*Short exercise*
Copy each line that contains the word "this".

[Collected data entries]
>> START

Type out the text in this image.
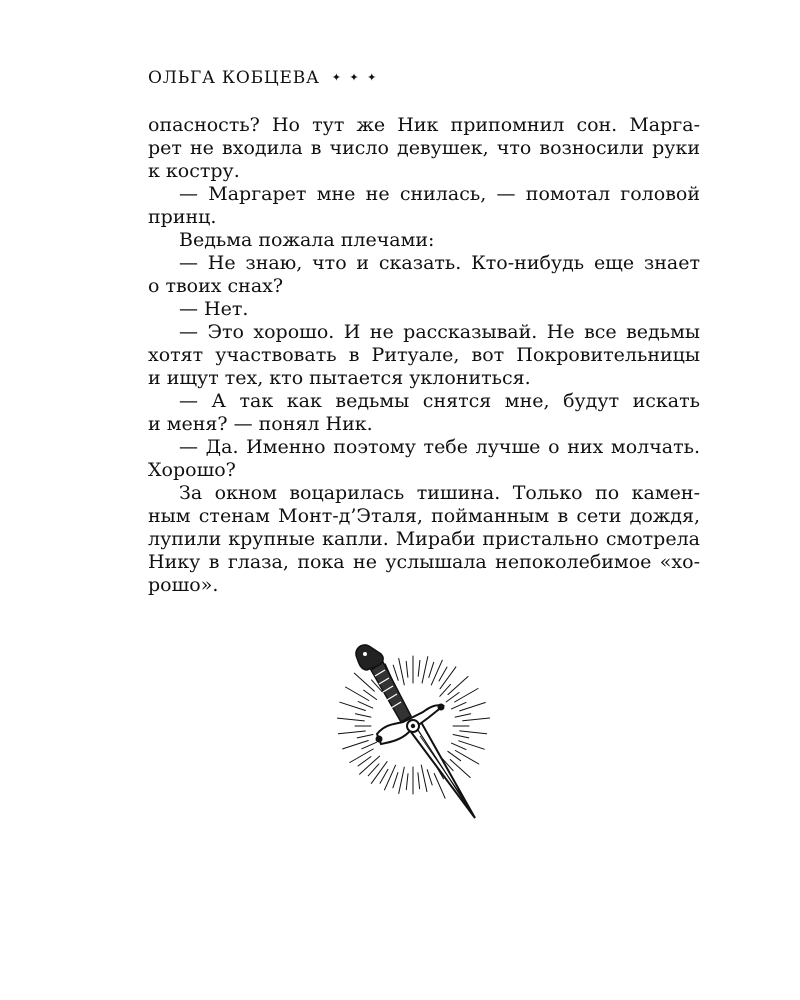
ОЛЬГА КОБЦЕВА ✦ ✦ ✦
опасность? Но тут же Ник припомнил сон. Марга-
рет не входила в число девушек, что возносили руки
к костру.
— Маргарет мне не снилась, — помотал головой
принц.
Ведьма пожала плечами:
— Не знаю, что и сказать. Кто-нибудь еще знает
о твоих снах?
— Нет.
— Это хорошо. И не рассказывай. Не все ведьмы
хотят участвовать в Ритуале, вот Покровительницы
и ищут тех, кто пытается уклониться.
— А так как ведьмы снятся мне, будут искать
и меня? — понял Ник.
— Да. Именно поэтому тебе лучше о них молчать.
Хорошо?
За окном воцарилась тишина. Только по камен-
ным стенам Монт-д’Эталя, пойманным в сети дождя,
лупили крупные капли. Мираби пристально смотрела
Нику в глаза, пока не услышала непоколебимое «хо-
рошо».
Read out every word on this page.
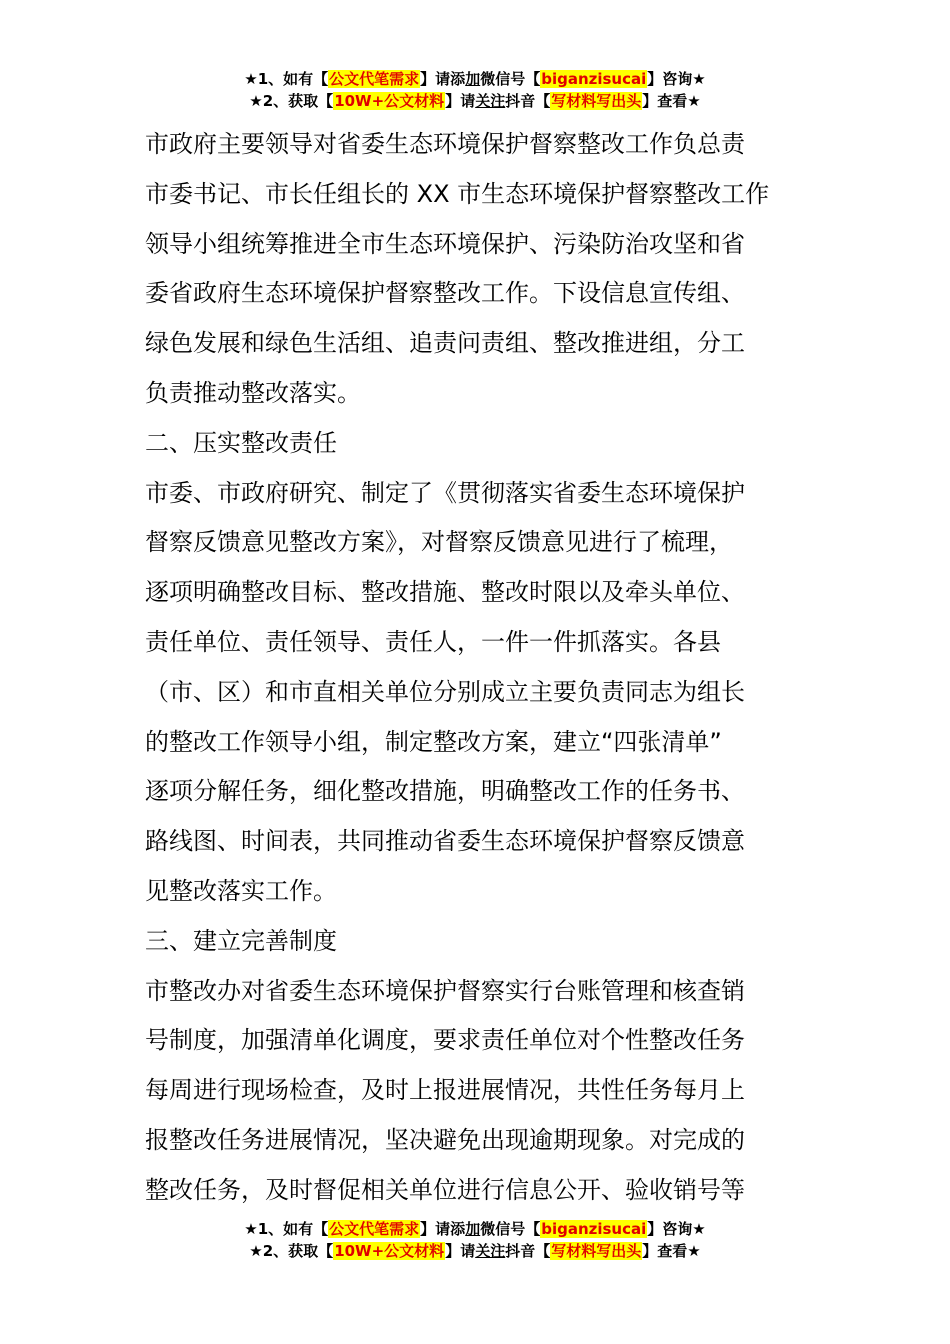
★1、如有【公文代笔需求】请添加微信号【biganzisucai】咨询★
★2、获取【10W+公文材料】请关注抖音【写材料写出头】查看★
市政府主要领导对省委生态环境保护督察整改工作负总责
市委书记、市长任组长的 XX 市生态环境保护督察整改工作
领导小组统筹推进全市生态环境保护、污染防治攻坚和省
委省政府生态环境保护督察整改工作。下设信息宣传组、
绿色发展和绿色生活组、追责问责组、整改推进组，分工
负责推动整改落实。
二、压实整改责任
市委、市政府研究、制定了《贯彻落实省委生态环境保护
督察反馈意见整改方案》，对督察反馈意见进行了梳理，
逐项明确整改目标、整改措施、整改时限以及牵头单位、
责任单位、责任领导、责任人，一件一件抓落实。各县
（市、区）和市直相关单位分别成立主要负责同志为组长
的整改工作领导小组，制定整改方案，建立“四张清单”
逐项分解任务，细化整改措施，明确整改工作的任务书、
路线图、时间表，共同推动省委生态环境保护督察反馈意
见整改落实工作。
三、建立完善制度
市整改办对省委生态环境保护督察实行台账管理和核查销
号制度，加强清单化调度，要求责任单位对个性整改任务
每周进行现场检查，及时上报进展情况，共性任务每月上
报整改任务进展情况，坚决避免出现逾期现象。对完成的
整改任务，及时督促相关单位进行信息公开、验收销号等
★1、如有【公文代笔需求】请添加微信号【biganzisucai】咨询★
★2、获取【10W+公文材料】请关注抖音【写材料写出头】查看★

>> END

*Output of the exercise*
Type out the text in this image.
Read out every word on this page.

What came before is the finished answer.